• Task material:
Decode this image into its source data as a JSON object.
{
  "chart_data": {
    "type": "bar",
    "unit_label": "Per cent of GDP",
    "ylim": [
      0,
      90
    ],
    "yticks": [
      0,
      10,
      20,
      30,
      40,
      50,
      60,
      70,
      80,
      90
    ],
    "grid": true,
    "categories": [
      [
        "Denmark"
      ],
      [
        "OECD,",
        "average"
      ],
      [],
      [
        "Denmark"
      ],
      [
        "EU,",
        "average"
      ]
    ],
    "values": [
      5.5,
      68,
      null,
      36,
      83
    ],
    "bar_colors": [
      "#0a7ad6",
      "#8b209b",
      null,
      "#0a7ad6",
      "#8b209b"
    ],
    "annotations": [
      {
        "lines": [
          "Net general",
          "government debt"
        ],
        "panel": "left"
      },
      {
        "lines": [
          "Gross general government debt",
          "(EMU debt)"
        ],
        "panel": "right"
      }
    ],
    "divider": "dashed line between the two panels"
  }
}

• What is required: Every record shown above must be echoed exactly.

• Solution for this exercise:
Decode this image into its source data as a JSON object.
{
  "chart_data": {
    "type": "bar",
    "unit_label": "Per cent of GDP",
    "ylim": [
      0,
      90
    ],
    "yticks": [
      0,
      10,
      20,
      30,
      40,
      50,
      60,
      70,
      80,
      90
    ],
    "grid": true,
    "categories": [
      [
        "Denmark"
      ],
      [
        "OECD,",
        "average"
      ],
      [],
      [
        "Denmark"
      ],
      [
        "EU,",
        "average"
      ]
    ],
    "values": [
      5.5,
      68,
      null,
      36,
      83
    ],
    "bar_colors": [
      "#0a7ad6",
      "#8b209b",
      null,
      "#0a7ad6",
      "#8b209b"
    ],
    "annotations": [
      {
        "lines": [
          "Net general",
          "government debt"
        ],
        "panel": "left"
      },
      {
        "lines": [
          "Gross general government debt",
          "(EMU debt)"
        ],
        "panel": "right"
      }
    ],
    "divider": "dashed line between the two panels"
  }
}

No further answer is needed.